(Entries with figure data)
-------------------------

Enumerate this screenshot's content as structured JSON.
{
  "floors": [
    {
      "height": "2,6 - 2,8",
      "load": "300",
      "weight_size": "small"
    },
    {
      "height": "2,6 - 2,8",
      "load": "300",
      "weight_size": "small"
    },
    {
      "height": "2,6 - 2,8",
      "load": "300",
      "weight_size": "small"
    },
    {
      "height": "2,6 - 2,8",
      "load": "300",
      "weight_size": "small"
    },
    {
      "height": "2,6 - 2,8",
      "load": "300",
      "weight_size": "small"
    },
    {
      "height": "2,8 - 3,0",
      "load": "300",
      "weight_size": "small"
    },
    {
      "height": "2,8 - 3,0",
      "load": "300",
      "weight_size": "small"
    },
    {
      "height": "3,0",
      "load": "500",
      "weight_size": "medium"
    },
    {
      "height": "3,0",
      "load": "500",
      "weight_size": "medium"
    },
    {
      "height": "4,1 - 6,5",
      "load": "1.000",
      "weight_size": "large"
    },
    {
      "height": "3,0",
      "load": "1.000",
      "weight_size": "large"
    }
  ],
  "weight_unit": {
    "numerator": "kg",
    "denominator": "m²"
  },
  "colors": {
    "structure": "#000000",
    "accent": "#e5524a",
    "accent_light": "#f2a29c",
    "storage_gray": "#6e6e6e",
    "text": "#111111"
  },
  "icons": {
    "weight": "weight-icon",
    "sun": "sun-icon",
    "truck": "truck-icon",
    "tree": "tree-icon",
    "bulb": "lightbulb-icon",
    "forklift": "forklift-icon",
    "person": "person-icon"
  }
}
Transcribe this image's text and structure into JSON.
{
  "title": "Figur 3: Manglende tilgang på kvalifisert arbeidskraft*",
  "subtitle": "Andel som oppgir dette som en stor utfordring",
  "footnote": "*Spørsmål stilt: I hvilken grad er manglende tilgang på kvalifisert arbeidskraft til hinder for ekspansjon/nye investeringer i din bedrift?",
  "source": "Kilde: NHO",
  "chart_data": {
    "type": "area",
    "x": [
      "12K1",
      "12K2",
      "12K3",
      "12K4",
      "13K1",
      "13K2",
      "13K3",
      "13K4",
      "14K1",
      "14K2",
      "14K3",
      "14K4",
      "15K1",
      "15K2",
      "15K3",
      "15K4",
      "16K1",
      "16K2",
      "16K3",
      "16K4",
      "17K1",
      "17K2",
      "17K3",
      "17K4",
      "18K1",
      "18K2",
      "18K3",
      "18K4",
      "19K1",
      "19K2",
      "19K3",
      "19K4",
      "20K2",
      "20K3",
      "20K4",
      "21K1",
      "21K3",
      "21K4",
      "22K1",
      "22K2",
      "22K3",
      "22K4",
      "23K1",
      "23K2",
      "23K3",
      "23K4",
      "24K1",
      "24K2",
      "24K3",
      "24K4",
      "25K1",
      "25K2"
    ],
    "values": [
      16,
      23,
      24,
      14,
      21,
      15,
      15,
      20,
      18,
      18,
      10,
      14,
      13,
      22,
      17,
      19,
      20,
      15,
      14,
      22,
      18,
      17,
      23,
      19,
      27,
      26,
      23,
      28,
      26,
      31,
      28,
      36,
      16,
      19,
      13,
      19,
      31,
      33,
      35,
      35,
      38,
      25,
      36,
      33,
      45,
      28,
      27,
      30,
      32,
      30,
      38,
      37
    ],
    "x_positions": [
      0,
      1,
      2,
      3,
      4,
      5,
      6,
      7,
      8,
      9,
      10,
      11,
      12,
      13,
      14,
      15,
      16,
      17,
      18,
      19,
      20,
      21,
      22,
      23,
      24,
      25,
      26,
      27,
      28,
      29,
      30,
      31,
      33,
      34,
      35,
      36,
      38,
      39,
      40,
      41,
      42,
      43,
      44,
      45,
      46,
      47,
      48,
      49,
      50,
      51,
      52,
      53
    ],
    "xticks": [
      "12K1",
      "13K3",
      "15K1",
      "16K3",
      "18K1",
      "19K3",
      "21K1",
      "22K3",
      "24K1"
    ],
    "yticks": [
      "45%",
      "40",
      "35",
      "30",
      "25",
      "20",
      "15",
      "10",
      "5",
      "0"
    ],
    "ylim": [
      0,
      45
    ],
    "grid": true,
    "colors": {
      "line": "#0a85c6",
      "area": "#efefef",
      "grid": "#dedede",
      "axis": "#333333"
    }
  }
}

-------------------------

Write out every record verbatim.

* TASK OUTPUT:
Enumerate this screenshot's content as structured JSON.
{
  "floors": [
    {
      "height": "2,6 - 2,8",
      "load": "300",
      "weight_size": "small"
    },
    {
      "height": "2,6 - 2,8",
      "load": "300",
      "weight_size": "small"
    },
    {
      "height": "2,6 - 2,8",
      "load": "300",
      "weight_size": "small"
    },
    {
      "height": "2,6 - 2,8",
      "load": "300",
      "weight_size": "small"
    },
    {
      "height": "2,6 - 2,8",
      "load": "300",
      "weight_size": "small"
    },
    {
      "height": "2,8 - 3,0",
      "load": "300",
      "weight_size": "small"
    },
    {
      "height": "2,8 - 3,0",
      "load": "300",
      "weight_size": "small"
    },
    {
      "height": "3,0",
      "load": "500",
      "weight_size": "medium"
    },
    {
      "height": "3,0",
      "load": "500",
      "weight_size": "medium"
    },
    {
      "height": "4,1 - 6,5",
      "load": "1.000",
      "weight_size": "large"
    },
    {
      "height": "3,0",
      "load": "1.000",
      "weight_size": "large"
    }
  ],
  "weight_unit": {
    "numerator": "kg",
    "denominator": "m²"
  },
  "colors": {
    "structure": "#000000",
    "accent": "#e5524a",
    "accent_light": "#f2a29c",
    "storage_gray": "#6e6e6e",
    "text": "#111111"
  },
  "icons": {
    "weight": "weight-icon",
    "sun": "sun-icon",
    "truck": "truck-icon",
    "tree": "tree-icon",
    "bulb": "lightbulb-icon",
    "forklift": "forklift-icon",
    "person": "person-icon"
  }
}
Transcribe this image's text and structure into JSON.
{
  "title": "Figur 3: Manglende tilgang på kvalifisert arbeidskraft*",
  "subtitle": "Andel som oppgir dette som en stor utfordring",
  "footnote": "*Spørsmål stilt: I hvilken grad er manglende tilgang på kvalifisert arbeidskraft til hinder for ekspansjon/nye investeringer i din bedrift?",
  "source": "Kilde: NHO",
  "chart_data": {
    "type": "area",
    "x": [
      "12K1",
      "12K2",
      "12K3",
      "12K4",
      "13K1",
      "13K2",
      "13K3",
      "13K4",
      "14K1",
      "14K2",
      "14K3",
      "14K4",
      "15K1",
      "15K2",
      "15K3",
      "15K4",
      "16K1",
      "16K2",
      "16K3",
      "16K4",
      "17K1",
      "17K2",
      "17K3",
      "17K4",
      "18K1",
      "18K2",
      "18K3",
      "18K4",
      "19K1",
      "19K2",
      "19K3",
      "19K4",
      "20K2",
      "20K3",
      "20K4",
      "21K1",
      "21K3",
      "21K4",
      "22K1",
      "22K2",
      "22K3",
      "22K4",
      "23K1",
      "23K2",
      "23K3",
      "23K4",
      "24K1",
      "24K2",
      "24K3",
      "24K4",
      "25K1",
      "25K2"
    ],
    "values": [
      16,
      23,
      24,
      14,
      21,
      15,
      15,
      20,
      18,
      18,
      10,
      14,
      13,
      22,
      17,
      19,
      20,
      15,
      14,
      22,
      18,
      17,
      23,
      19,
      27,
      26,
      23,
      28,
      26,
      31,
      28,
      36,
      16,
      19,
      13,
      19,
      31,
      33,
      35,
      35,
      38,
      25,
      36,
      33,
      45,
      28,
      27,
      30,
      32,
      30,
      38,
      37
    ],
    "x_positions": [
      0,
      1,
      2,
      3,
      4,
      5,
      6,
      7,
      8,
      9,
      10,
      11,
      12,
      13,
      14,
      15,
      16,
      17,
      18,
      19,
      20,
      21,
      22,
      23,
      24,
      25,
      26,
      27,
      28,
      29,
      30,
      31,
      33,
      34,
      35,
      36,
      38,
      39,
      40,
      41,
      42,
      43,
      44,
      45,
      46,
      47,
      48,
      49,
      50,
      51,
      52,
      53
    ],
    "xticks": [
      "12K1",
      "13K3",
      "15K1",
      "16K3",
      "18K1",
      "19K3",
      "21K1",
      "22K3",
      "24K1"
    ],
    "yticks": [
      "45%",
      "40",
      "35",
      "30",
      "25",
      "20",
      "15",
      "10",
      "5",
      "0"
    ],
    "ylim": [
      0,
      45
    ],
    "grid": true,
    "colors": {
      "line": "#0a85c6",
      "area": "#efefef",
      "grid": "#dedede",
      "axis": "#333333"
    }
  }
}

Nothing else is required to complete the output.